**Your objective**.
Check each line of the records below and collect those that include the word "правонарушении".

**Information supplied**.
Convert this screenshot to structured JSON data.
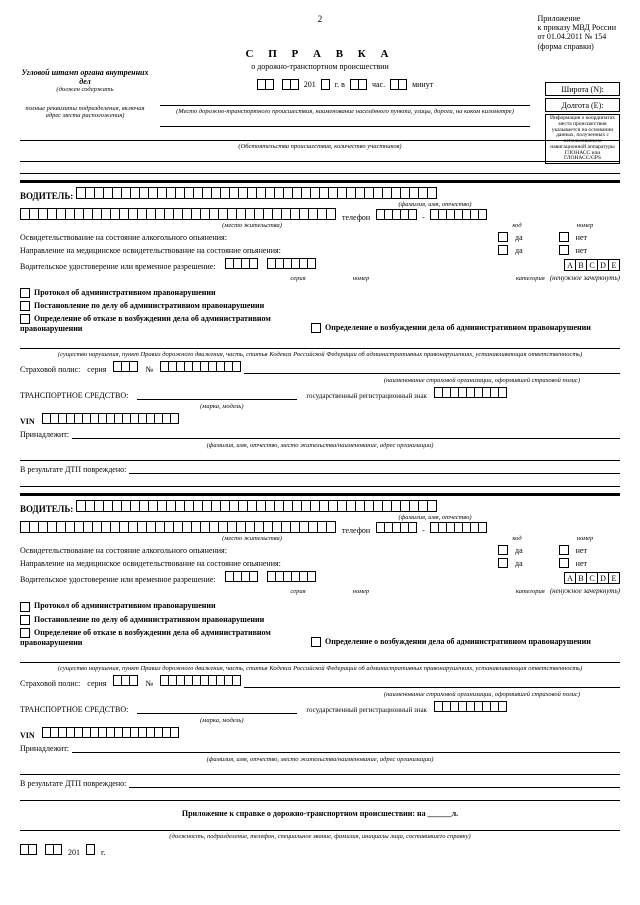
{
  "page_number": "2",
  "attachment": {
    "l1": "Приложение",
    "l2": "к приказу МВД России",
    "l3": "от 01.04.2011 № 154",
    "l4": "(форма справки)"
  },
  "title": {
    "main": "С П Р А В К А",
    "sub": "о дорожно-транспортном происшествии"
  },
  "stamp": {
    "header": "Угловой штамп органа внутренних дел",
    "hint1": "(должен содержать",
    "hint2": "полные реквизиты подразделения, включая адрес места расположения)"
  },
  "coords": {
    "lat": "Широта (N):",
    "lon": "Долгота (E):",
    "note": "Информация о координатах места происшествия указывается на основании данных, полученных с использованием навигационной аппаратуры ГЛОНАСС или ГЛОНАСС/GPS"
  },
  "dateline": {
    "year_prefix": "201",
    "year_suffix": "г. в",
    "hour": "час.",
    "min": "минут",
    "place_hint": "(Место дорожно-транспортного происшествия, наименование населённого пункта, улицы, дороги, на каком километре)",
    "circ_hint": "(Обстоятельства происшествия, количество участников)"
  },
  "driver": {
    "label": "ВОДИТЕЛЬ:",
    "fio_hint": "(фамилия, имя, отчество)",
    "phone": "телефон",
    "addr_hint": "(место жительства)",
    "code_hint": "код",
    "num_hint": "номер",
    "alco": "Освидетельствование на состояние алкогольного опьянения:",
    "med": "Направление на медицинское освидетельствование на состояние опьянения:",
    "yes": "да",
    "no": "нет",
    "license": "Водительское удостоверение или временное разрешение:",
    "series": "серия",
    "number": "номер",
    "category": "категория",
    "cats": [
      "A",
      "B",
      "C",
      "D",
      "E"
    ],
    "cat_hint": "(ненужное зачеркнуть)",
    "chk1": "Протокол об административном правонарушении",
    "chk2": "Постановление по делу об административном правонарушении",
    "chk3": "Определение об отказе в возбуждении дела об административном правонарушении",
    "chk4": "Определение о возбуждении дела об административном правонарушении",
    "violation_hint": "(существо нарушения, пункт Правил дорожного движения, часть, статья Кодекса Российской Федерации об административных правонарушениях, устанавливающая ответственность)",
    "policy": "Страховой полис:",
    "policy_series": "серия",
    "policy_no": "№",
    "insurer_hint": "(наименование страховой организации, оформившей страховой полис)",
    "vehicle": "ТРАНСПОРТНОЕ СРЕДСТВО:",
    "model_hint": "(марка, модель)",
    "regplate": "государственный регистрационный знак",
    "vin": "VIN",
    "owns": "Принадлежит:",
    "owner_hint": "(фамилия, имя, отчество, место жительства/наименование, адрес организации)",
    "damage": "В результате ДТП повреждено:"
  },
  "footer": {
    "appendix": "Приложение к справке о дорожно-транспортном происшествии: на ______л.",
    "signer_hint": "(должность, подразделение, телефон, специальное звание, фамилия, инициалы лица, составившего справку)",
    "year_prefix": "201",
    "year_suffix": "г."
  }
}
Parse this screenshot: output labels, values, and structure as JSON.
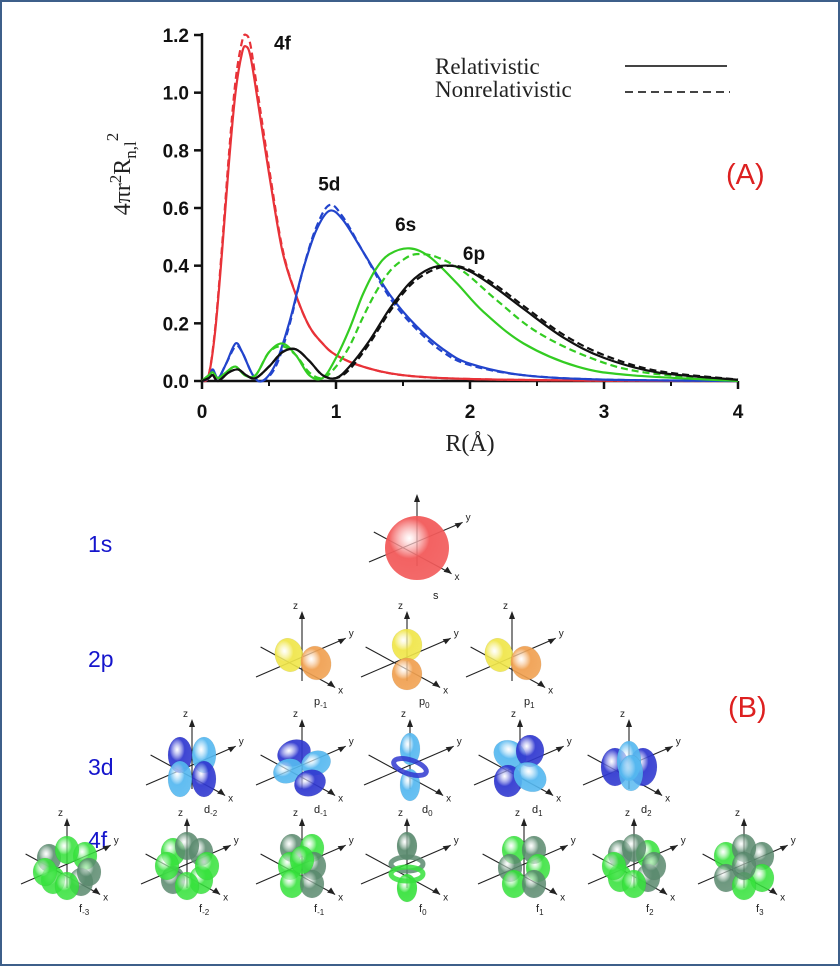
{
  "panel_labels": {
    "a": "(A)",
    "b": "(B)"
  },
  "colors": {
    "f4": "#e83238",
    "d5": "#2244cc",
    "s6": "#33cc22",
    "p6": "#111111",
    "label_red": "#dd2020",
    "label_blue": "#1515cc",
    "frame": "#3d5f8a",
    "s_orbital": "#f25a5a",
    "p_pos": "#f0e64a",
    "p_neg": "#f0a050",
    "d_pos": "#55b8f0",
    "d_neg": "#3038d0",
    "f_pos": "#36e23c",
    "f_neg": "#5a8a6e"
  },
  "chart_data": {
    "type": "line",
    "xlabel": "R(Å)",
    "ylabel": "4πr²R_n,l²",
    "ylabel_base": "4πr",
    "ylabel_sup1": "2",
    "ylabel_mid": "R",
    "ylabel_sub": "n,l",
    "ylabel_sup2": "2",
    "xlim": [
      0,
      4
    ],
    "ylim": [
      0,
      1.2
    ],
    "xticks": [
      "0",
      "1",
      "2",
      "3",
      "4"
    ],
    "yticks": [
      "0.0",
      "0.2",
      "0.4",
      "0.6",
      "0.8",
      "1.0",
      "1.2"
    ],
    "legend": {
      "position": "top-right",
      "relativistic": "Relativistic",
      "nonrelativistic": "Nonrelativistic"
    },
    "series": [
      {
        "name": "4f",
        "color": "#e83238",
        "label_at": [
          0.6,
          1.15
        ],
        "relativistic": [
          [
            0,
            0
          ],
          [
            0.05,
            0.02
          ],
          [
            0.1,
            0.18
          ],
          [
            0.15,
            0.45
          ],
          [
            0.2,
            0.75
          ],
          [
            0.25,
            1.0
          ],
          [
            0.3,
            1.14
          ],
          [
            0.33,
            1.16
          ],
          [
            0.36,
            1.13
          ],
          [
            0.4,
            1.02
          ],
          [
            0.5,
            0.72
          ],
          [
            0.6,
            0.45
          ],
          [
            0.7,
            0.3
          ],
          [
            0.8,
            0.19
          ],
          [
            0.9,
            0.13
          ],
          [
            1.0,
            0.09
          ],
          [
            1.2,
            0.05
          ],
          [
            1.5,
            0.02
          ],
          [
            2.0,
            0.007
          ],
          [
            3.0,
            0.001
          ],
          [
            4.0,
            0
          ]
        ],
        "nonrelativistic": [
          [
            0,
            0
          ],
          [
            0.05,
            0.02
          ],
          [
            0.1,
            0.19
          ],
          [
            0.15,
            0.47
          ],
          [
            0.2,
            0.78
          ],
          [
            0.25,
            1.04
          ],
          [
            0.3,
            1.18
          ],
          [
            0.33,
            1.2
          ],
          [
            0.36,
            1.17
          ],
          [
            0.4,
            1.05
          ],
          [
            0.5,
            0.74
          ],
          [
            0.6,
            0.46
          ],
          [
            0.7,
            0.3
          ],
          [
            0.8,
            0.19
          ],
          [
            0.9,
            0.13
          ],
          [
            1.0,
            0.09
          ],
          [
            1.2,
            0.05
          ],
          [
            1.5,
            0.02
          ],
          [
            2.0,
            0.007
          ],
          [
            3.0,
            0.001
          ],
          [
            4.0,
            0
          ]
        ]
      },
      {
        "name": "5d",
        "color": "#2244cc",
        "label_at": [
          0.95,
          0.66
        ],
        "relativistic": [
          [
            0,
            0
          ],
          [
            0.05,
            0.01
          ],
          [
            0.08,
            0.04
          ],
          [
            0.12,
            0.01
          ],
          [
            0.18,
            0.06
          ],
          [
            0.25,
            0.13
          ],
          [
            0.3,
            0.1
          ],
          [
            0.38,
            0.02
          ],
          [
            0.45,
            0.0
          ],
          [
            0.55,
            0.06
          ],
          [
            0.65,
            0.2
          ],
          [
            0.75,
            0.38
          ],
          [
            0.85,
            0.52
          ],
          [
            0.95,
            0.59
          ],
          [
            1.05,
            0.56
          ],
          [
            1.2,
            0.45
          ],
          [
            1.4,
            0.3
          ],
          [
            1.6,
            0.19
          ],
          [
            1.8,
            0.11
          ],
          [
            2.0,
            0.06
          ],
          [
            2.4,
            0.02
          ],
          [
            3.0,
            0.005
          ],
          [
            4.0,
            0
          ]
        ],
        "nonrelativistic": [
          [
            0,
            0
          ],
          [
            0.05,
            0.01
          ],
          [
            0.08,
            0.04
          ],
          [
            0.12,
            0.01
          ],
          [
            0.18,
            0.06
          ],
          [
            0.25,
            0.12
          ],
          [
            0.3,
            0.1
          ],
          [
            0.38,
            0.02
          ],
          [
            0.45,
            0.0
          ],
          [
            0.55,
            0.05
          ],
          [
            0.65,
            0.19
          ],
          [
            0.75,
            0.38
          ],
          [
            0.85,
            0.53
          ],
          [
            0.95,
            0.61
          ],
          [
            1.05,
            0.57
          ],
          [
            1.2,
            0.45
          ],
          [
            1.4,
            0.29
          ],
          [
            1.6,
            0.18
          ],
          [
            1.8,
            0.1
          ],
          [
            2.0,
            0.055
          ],
          [
            2.4,
            0.02
          ],
          [
            3.0,
            0.005
          ],
          [
            4.0,
            0
          ]
        ]
      },
      {
        "name": "6s",
        "color": "#33cc22",
        "label_at": [
          1.52,
          0.52
        ],
        "relativistic": [
          [
            0,
            0
          ],
          [
            0.05,
            0.02
          ],
          [
            0.08,
            0.03
          ],
          [
            0.12,
            0.01
          ],
          [
            0.18,
            0.03
          ],
          [
            0.25,
            0.05
          ],
          [
            0.32,
            0.02
          ],
          [
            0.4,
            0.02
          ],
          [
            0.5,
            0.1
          ],
          [
            0.6,
            0.13
          ],
          [
            0.7,
            0.09
          ],
          [
            0.8,
            0.02
          ],
          [
            0.9,
            0.01
          ],
          [
            1.0,
            0.08
          ],
          [
            1.1,
            0.18
          ],
          [
            1.2,
            0.3
          ],
          [
            1.3,
            0.39
          ],
          [
            1.4,
            0.44
          ],
          [
            1.55,
            0.46
          ],
          [
            1.7,
            0.43
          ],
          [
            1.9,
            0.34
          ],
          [
            2.1,
            0.24
          ],
          [
            2.4,
            0.13
          ],
          [
            2.8,
            0.05
          ],
          [
            3.2,
            0.02
          ],
          [
            4.0,
            0
          ]
        ],
        "nonrelativistic": [
          [
            0,
            0
          ],
          [
            0.05,
            0.02
          ],
          [
            0.08,
            0.03
          ],
          [
            0.12,
            0.01
          ],
          [
            0.18,
            0.03
          ],
          [
            0.25,
            0.05
          ],
          [
            0.32,
            0.02
          ],
          [
            0.4,
            0.02
          ],
          [
            0.5,
            0.1
          ],
          [
            0.6,
            0.12
          ],
          [
            0.7,
            0.09
          ],
          [
            0.8,
            0.03
          ],
          [
            0.9,
            0.01
          ],
          [
            1.0,
            0.05
          ],
          [
            1.1,
            0.12
          ],
          [
            1.2,
            0.22
          ],
          [
            1.3,
            0.31
          ],
          [
            1.4,
            0.38
          ],
          [
            1.5,
            0.42
          ],
          [
            1.6,
            0.44
          ],
          [
            1.75,
            0.43
          ],
          [
            1.95,
            0.38
          ],
          [
            2.2,
            0.28
          ],
          [
            2.5,
            0.17
          ],
          [
            2.9,
            0.08
          ],
          [
            3.3,
            0.03
          ],
          [
            4.0,
            0.002
          ]
        ]
      },
      {
        "name": "6p",
        "color": "#111111",
        "label_at": [
          2.03,
          0.42
        ],
        "relativistic": [
          [
            0,
            0
          ],
          [
            0.05,
            0.01
          ],
          [
            0.08,
            0.02
          ],
          [
            0.12,
            0.0
          ],
          [
            0.2,
            0.03
          ],
          [
            0.27,
            0.04
          ],
          [
            0.33,
            0.02
          ],
          [
            0.4,
            0.01
          ],
          [
            0.5,
            0.05
          ],
          [
            0.6,
            0.1
          ],
          [
            0.7,
            0.11
          ],
          [
            0.8,
            0.07
          ],
          [
            0.9,
            0.02
          ],
          [
            1.0,
            0.01
          ],
          [
            1.1,
            0.05
          ],
          [
            1.25,
            0.14
          ],
          [
            1.4,
            0.25
          ],
          [
            1.55,
            0.34
          ],
          [
            1.7,
            0.39
          ],
          [
            1.85,
            0.4
          ],
          [
            2.0,
            0.38
          ],
          [
            2.2,
            0.32
          ],
          [
            2.4,
            0.25
          ],
          [
            2.7,
            0.15
          ],
          [
            3.0,
            0.08
          ],
          [
            3.4,
            0.03
          ],
          [
            4.0,
            0.004
          ]
        ],
        "nonrelativistic": [
          [
            0,
            0
          ],
          [
            0.05,
            0.01
          ],
          [
            0.08,
            0.02
          ],
          [
            0.12,
            0.0
          ],
          [
            0.2,
            0.03
          ],
          [
            0.27,
            0.04
          ],
          [
            0.33,
            0.02
          ],
          [
            0.4,
            0.01
          ],
          [
            0.5,
            0.05
          ],
          [
            0.6,
            0.1
          ],
          [
            0.7,
            0.11
          ],
          [
            0.8,
            0.07
          ],
          [
            0.9,
            0.02
          ],
          [
            1.0,
            0.01
          ],
          [
            1.1,
            0.04
          ],
          [
            1.25,
            0.13
          ],
          [
            1.4,
            0.24
          ],
          [
            1.55,
            0.33
          ],
          [
            1.7,
            0.38
          ],
          [
            1.85,
            0.4
          ],
          [
            2.0,
            0.385
          ],
          [
            2.2,
            0.33
          ],
          [
            2.4,
            0.26
          ],
          [
            2.7,
            0.16
          ],
          [
            3.0,
            0.09
          ],
          [
            3.4,
            0.035
          ],
          [
            4.0,
            0.005
          ]
        ]
      }
    ]
  },
  "orbitals": {
    "rows": [
      {
        "label": "1s",
        "kind": "s",
        "items": [
          {
            "base": "s",
            "sub": ""
          }
        ]
      },
      {
        "label": "2p",
        "kind": "p",
        "items": [
          {
            "base": "p",
            "sub": "-1",
            "variant": 0
          },
          {
            "base": "p",
            "sub": "0",
            "variant": 1
          },
          {
            "base": "p",
            "sub": "1",
            "variant": 0
          }
        ]
      },
      {
        "label": "3d",
        "kind": "d",
        "items": [
          {
            "base": "d",
            "sub": "-2",
            "variant": 0
          },
          {
            "base": "d",
            "sub": "-1",
            "variant": 1
          },
          {
            "base": "d",
            "sub": "0",
            "variant": 2
          },
          {
            "base": "d",
            "sub": "1",
            "variant": 3
          },
          {
            "base": "d",
            "sub": "2",
            "variant": 4
          }
        ]
      },
      {
        "label": "4f",
        "kind": "f",
        "items": [
          {
            "base": "f",
            "sub": "-3",
            "variant": 0
          },
          {
            "base": "f",
            "sub": "-2",
            "variant": 1
          },
          {
            "base": "f",
            "sub": "-1",
            "variant": 2
          },
          {
            "base": "f",
            "sub": "0",
            "variant": 3
          },
          {
            "base": "f",
            "sub": "1",
            "variant": 4
          },
          {
            "base": "f",
            "sub": "2",
            "variant": 5
          },
          {
            "base": "f",
            "sub": "3",
            "variant": 6
          }
        ]
      }
    ],
    "axis_labels": {
      "x": "x",
      "y": "y",
      "z": "z"
    }
  }
}
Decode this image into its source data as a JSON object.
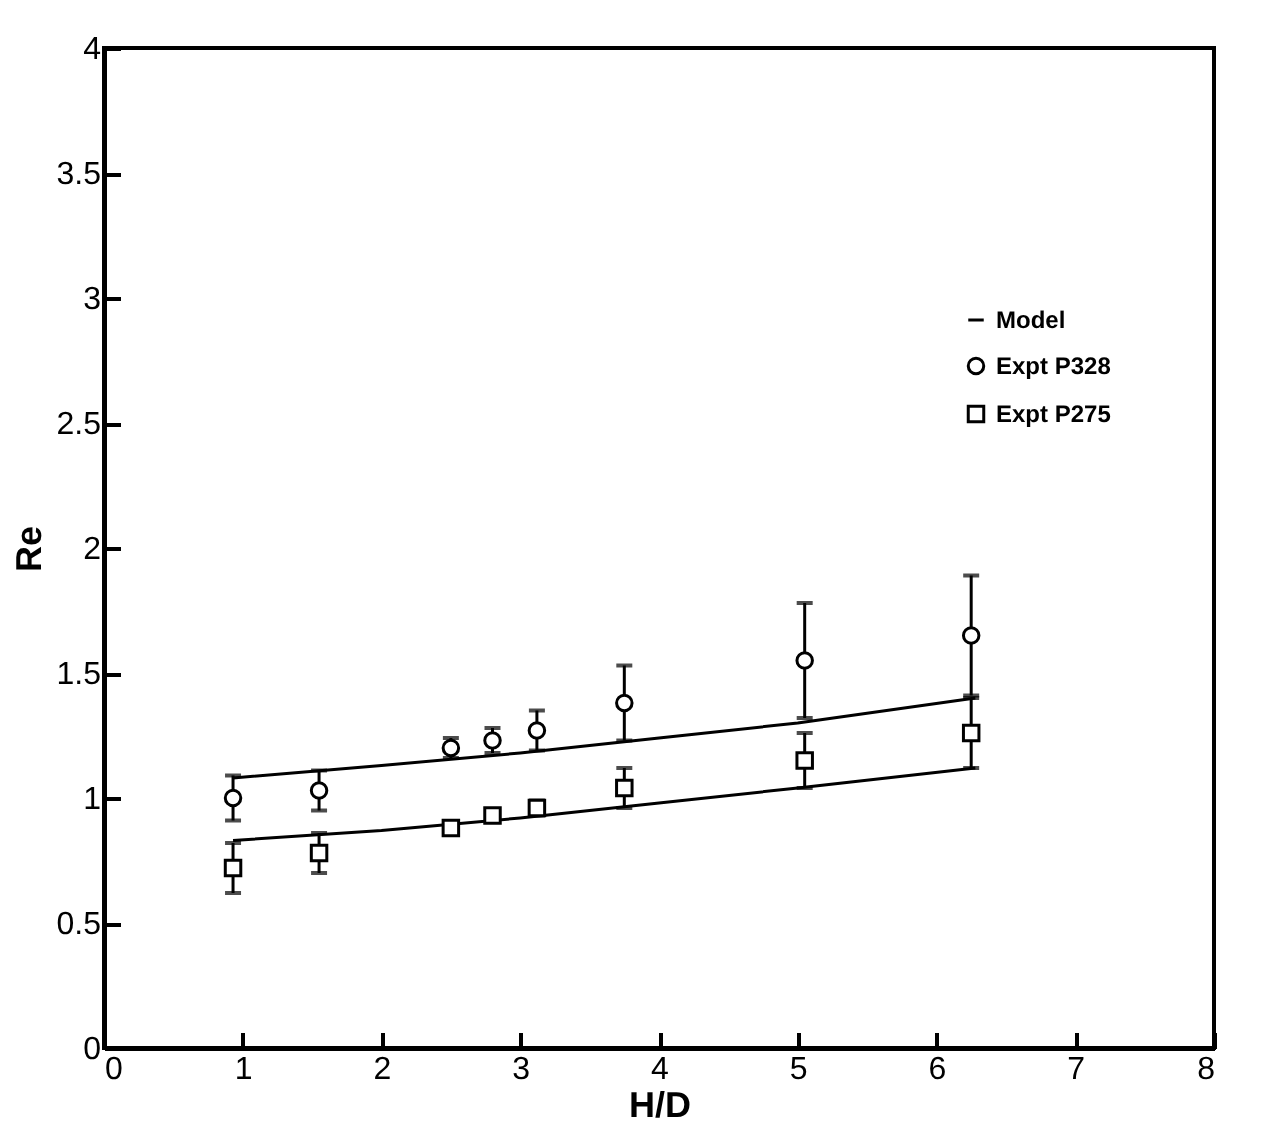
{
  "chart_data": {
    "type": "scatter",
    "xlabel": "H/D",
    "ylabel": "Re",
    "xlim": [
      0,
      8
    ],
    "xticks": [
      0,
      1,
      2,
      3,
      4,
      5,
      6,
      7,
      8
    ],
    "ylim": [
      0,
      4
    ],
    "yticks": [
      0,
      0.5,
      1,
      1.5,
      2,
      2.5,
      3,
      3.5,
      4
    ],
    "grid": false,
    "legend": "top right",
    "series": [
      {
        "name": "Model",
        "type": "line",
        "marker": "none",
        "color": "#000000",
        "x": [
          0.93,
          2,
          3,
          4,
          5,
          6.28
        ],
        "values": [
          1.08,
          1.13,
          1.18,
          1.24,
          1.3,
          1.4
        ]
      },
      {
        "type": "line",
        "marker": "none",
        "color": "#000000",
        "x": [
          0.93,
          2,
          3,
          4,
          5,
          6.28
        ],
        "values": [
          0.83,
          0.87,
          0.92,
          0.98,
          1.04,
          1.12
        ]
      },
      {
        "name": "Expt P328",
        "marker": "circle",
        "color": "#000000",
        "x": [
          0.93,
          1.55,
          2.5,
          2.8,
          3.12,
          3.75,
          5.05,
          6.25
        ],
        "values": [
          1.0,
          1.03,
          1.2,
          1.23,
          1.27,
          1.38,
          1.55,
          1.65
        ],
        "errors": [
          0.09,
          0.08,
          0.04,
          0.05,
          0.08,
          0.15,
          0.23,
          0.24
        ]
      },
      {
        "name": "Expt P275",
        "marker": "square",
        "color": "#000000",
        "x": [
          0.93,
          1.55,
          2.5,
          2.8,
          3.12,
          3.75,
          5.05,
          6.25
        ],
        "values": [
          0.72,
          0.78,
          0.88,
          0.93,
          0.96,
          1.04,
          1.15,
          1.26
        ],
        "errors": [
          0.1,
          0.08,
          0.02,
          0.02,
          0.03,
          0.08,
          0.11,
          0.14
        ]
      }
    ]
  }
}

**Solution**.
    "chk1": "Протокол об административном правонарушении",
    "chk2": "Постановление по делу об административном правонарушении",
    "chk3": "Определение об отказе в возбуждении дела об административном правонарушении",
    "chk4": "Определение о возбуждении дела об административном правонарушении",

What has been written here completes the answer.